Repeat the material in full. Keep every line exactly as it is.

------------------------------------------------------------

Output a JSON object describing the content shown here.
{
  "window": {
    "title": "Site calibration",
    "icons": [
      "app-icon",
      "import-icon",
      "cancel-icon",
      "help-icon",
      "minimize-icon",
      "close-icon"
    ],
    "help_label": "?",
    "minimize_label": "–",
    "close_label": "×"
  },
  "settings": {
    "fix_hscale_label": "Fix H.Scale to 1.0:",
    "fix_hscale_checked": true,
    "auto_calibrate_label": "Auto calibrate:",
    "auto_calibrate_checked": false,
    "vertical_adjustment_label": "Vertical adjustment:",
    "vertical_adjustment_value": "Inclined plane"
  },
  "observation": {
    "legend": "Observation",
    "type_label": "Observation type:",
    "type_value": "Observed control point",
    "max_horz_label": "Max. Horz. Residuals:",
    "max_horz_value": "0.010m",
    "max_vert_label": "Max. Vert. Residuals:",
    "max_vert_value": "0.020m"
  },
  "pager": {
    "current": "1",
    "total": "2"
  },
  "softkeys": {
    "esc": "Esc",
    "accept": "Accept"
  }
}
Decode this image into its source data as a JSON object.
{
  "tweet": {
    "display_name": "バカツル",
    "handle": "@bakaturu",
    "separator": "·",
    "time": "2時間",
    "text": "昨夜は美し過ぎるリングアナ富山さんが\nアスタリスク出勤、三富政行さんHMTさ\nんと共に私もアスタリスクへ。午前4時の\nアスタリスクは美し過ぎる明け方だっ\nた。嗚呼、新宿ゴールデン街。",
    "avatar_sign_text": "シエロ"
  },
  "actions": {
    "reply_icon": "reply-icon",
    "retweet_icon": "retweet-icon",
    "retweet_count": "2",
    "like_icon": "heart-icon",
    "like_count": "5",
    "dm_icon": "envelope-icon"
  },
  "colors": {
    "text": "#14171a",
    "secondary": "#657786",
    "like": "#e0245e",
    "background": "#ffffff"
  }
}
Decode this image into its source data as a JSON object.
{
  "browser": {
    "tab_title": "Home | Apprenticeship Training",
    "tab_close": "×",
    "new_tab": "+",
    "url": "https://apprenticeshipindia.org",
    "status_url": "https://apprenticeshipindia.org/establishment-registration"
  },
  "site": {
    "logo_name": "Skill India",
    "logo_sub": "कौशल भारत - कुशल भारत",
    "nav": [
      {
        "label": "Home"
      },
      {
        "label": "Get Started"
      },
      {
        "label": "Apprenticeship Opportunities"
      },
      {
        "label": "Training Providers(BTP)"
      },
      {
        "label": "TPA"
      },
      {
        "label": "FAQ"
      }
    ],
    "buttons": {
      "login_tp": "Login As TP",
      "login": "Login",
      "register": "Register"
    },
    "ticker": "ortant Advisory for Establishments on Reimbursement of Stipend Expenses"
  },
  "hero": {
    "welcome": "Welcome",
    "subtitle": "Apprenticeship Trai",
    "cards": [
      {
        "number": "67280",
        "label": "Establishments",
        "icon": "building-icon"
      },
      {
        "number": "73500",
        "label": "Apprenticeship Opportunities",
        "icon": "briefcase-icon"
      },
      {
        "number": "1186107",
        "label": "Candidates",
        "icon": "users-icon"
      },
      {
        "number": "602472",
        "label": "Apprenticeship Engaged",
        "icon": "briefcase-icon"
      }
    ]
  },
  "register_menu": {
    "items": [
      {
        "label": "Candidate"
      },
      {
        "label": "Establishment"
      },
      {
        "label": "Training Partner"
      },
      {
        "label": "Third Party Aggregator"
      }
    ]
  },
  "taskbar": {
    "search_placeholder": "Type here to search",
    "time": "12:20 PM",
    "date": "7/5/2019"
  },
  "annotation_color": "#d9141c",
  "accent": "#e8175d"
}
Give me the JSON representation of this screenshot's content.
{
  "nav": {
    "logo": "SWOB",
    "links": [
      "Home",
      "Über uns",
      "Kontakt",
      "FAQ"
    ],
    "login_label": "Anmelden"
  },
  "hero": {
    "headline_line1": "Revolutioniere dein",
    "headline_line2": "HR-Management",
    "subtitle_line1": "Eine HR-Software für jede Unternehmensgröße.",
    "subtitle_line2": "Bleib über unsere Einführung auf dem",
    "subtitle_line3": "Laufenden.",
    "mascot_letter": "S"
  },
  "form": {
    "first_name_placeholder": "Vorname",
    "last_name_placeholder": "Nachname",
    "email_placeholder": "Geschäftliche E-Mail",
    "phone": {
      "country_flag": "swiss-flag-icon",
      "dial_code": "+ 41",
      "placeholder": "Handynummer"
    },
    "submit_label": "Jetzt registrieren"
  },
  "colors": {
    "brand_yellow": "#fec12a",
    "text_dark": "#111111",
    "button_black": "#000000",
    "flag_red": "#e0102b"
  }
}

------------------------------------------------------------

__TASK RESPONSE__.
Output a JSON object describing the content shown here.
{
  "window": {
    "title": "Site calibration",
    "icons": [
      "app-icon",
      "import-icon",
      "cancel-icon",
      "help-icon",
      "minimize-icon",
      "close-icon"
    ],
    "help_label": "?",
    "minimize_label": "–",
    "close_label": "×"
  },
  "settings": {
    "fix_hscale_label": "Fix H.Scale to 1.0:",
    "fix_hscale_checked": true,
    "auto_calibrate_label": "Auto calibrate:",
    "auto_calibrate_checked": false,
    "vertical_adjustment_label": "Vertical adjustment:",
    "vertical_adjustment_value": "Inclined plane"
  },
  "observation": {
    "legend": "Observation",
    "type_label": "Observation type:",
    "type_value": "Observed control point",
    "max_horz_label": "Max. Horz. Residuals:",
    "max_horz_value": "0.010m",
    "max_vert_label": "Max. Vert. Residuals:",
    "max_vert_value": "0.020m"
  },
  "pager": {
    "current": "1",
    "total": "2"
  },
  "softkeys": {
    "esc": "Esc",
    "accept": "Accept"
  }
}
Decode this image into its source data as a JSON object.
{
  "tweet": {
    "display_name": "バカツル",
    "handle": "@bakaturu",
    "separator": "·",
    "time": "2時間",
    "text": "昨夜は美し過ぎるリングアナ富山さんが\nアスタリスク出勤、三富政行さんHMTさ\nんと共に私もアスタリスクへ。午前4時の\nアスタリスクは美し過ぎる明け方だっ\nた。嗚呼、新宿ゴールデン街。",
    "avatar_sign_text": "シエロ"
  },
  "actions": {
    "reply_icon": "reply-icon",
    "retweet_icon": "retweet-icon",
    "retweet_count": "2",
    "like_icon": "heart-icon",
    "like_count": "5",
    "dm_icon": "envelope-icon"
  },
  "colors": {
    "text": "#14171a",
    "secondary": "#657786",
    "like": "#e0245e",
    "background": "#ffffff"
  }
}
Decode this image into its source data as a JSON object.
{
  "browser": {
    "tab_title": "Home | Apprenticeship Training",
    "tab_close": "×",
    "new_tab": "+",
    "url": "https://apprenticeshipindia.org",
    "status_url": "https://apprenticeshipindia.org/establishment-registration"
  },
  "site": {
    "logo_name": "Skill India",
    "logo_sub": "कौशल भारत - कुशल भारत",
    "nav": [
      {
        "label": "Home"
      },
      {
        "label": "Get Started"
      },
      {
        "label": "Apprenticeship Opportunities"
      },
      {
        "label": "Training Providers(BTP)"
      },
      {
        "label": "TPA"
      },
      {
        "label": "FAQ"
      }
    ],
    "buttons": {
      "login_tp": "Login As TP",
      "login": "Login",
      "register": "Register"
    },
    "ticker": "ortant Advisory for Establishments on Reimbursement of Stipend Expenses"
  },
  "hero": {
    "welcome": "Welcome",
    "subtitle": "Apprenticeship Trai",
    "cards": [
      {
        "number": "67280",
        "label": "Establishments",
        "icon": "building-icon"
      },
      {
        "number": "73500",
        "label": "Apprenticeship Opportunities",
        "icon": "briefcase-icon"
      },
      {
        "number": "1186107",
        "label": "Candidates",
        "icon": "users-icon"
      },
      {
        "number": "602472",
        "label": "Apprenticeship Engaged",
        "icon": "briefcase-icon"
      }
    ]
  },
  "register_menu": {
    "items": [
      {
        "label": "Candidate"
      },
      {
        "label": "Establishment"
      },
      {
        "label": "Training Partner"
      },
      {
        "label": "Third Party Aggregator"
      }
    ]
  },
  "taskbar": {
    "search_placeholder": "Type here to search",
    "time": "12:20 PM",
    "date": "7/5/2019"
  },
  "annotation_color": "#d9141c",
  "accent": "#e8175d"
}
Give me the JSON representation of this screenshot's content.
{
  "nav": {
    "logo": "SWOB",
    "links": [
      "Home",
      "Über uns",
      "Kontakt",
      "FAQ"
    ],
    "login_label": "Anmelden"
  },
  "hero": {
    "headline_line1": "Revolutioniere dein",
    "headline_line2": "HR-Management",
    "subtitle_line1": "Eine HR-Software für jede Unternehmensgröße.",
    "subtitle_line2": "Bleib über unsere Einführung auf dem",
    "subtitle_line3": "Laufenden.",
    "mascot_letter": "S"
  },
  "form": {
    "first_name_placeholder": "Vorname",
    "last_name_placeholder": "Nachname",
    "email_placeholder": "Geschäftliche E-Mail",
    "phone": {
      "country_flag": "swiss-flag-icon",
      "dial_code": "+ 41",
      "placeholder": "Handynummer"
    },
    "submit_label": "Jetzt registrieren"
  },
  "colors": {
    "brand_yellow": "#fec12a",
    "text_dark": "#111111",
    "button_black": "#000000",
    "flag_red": "#e0102b"
  }
}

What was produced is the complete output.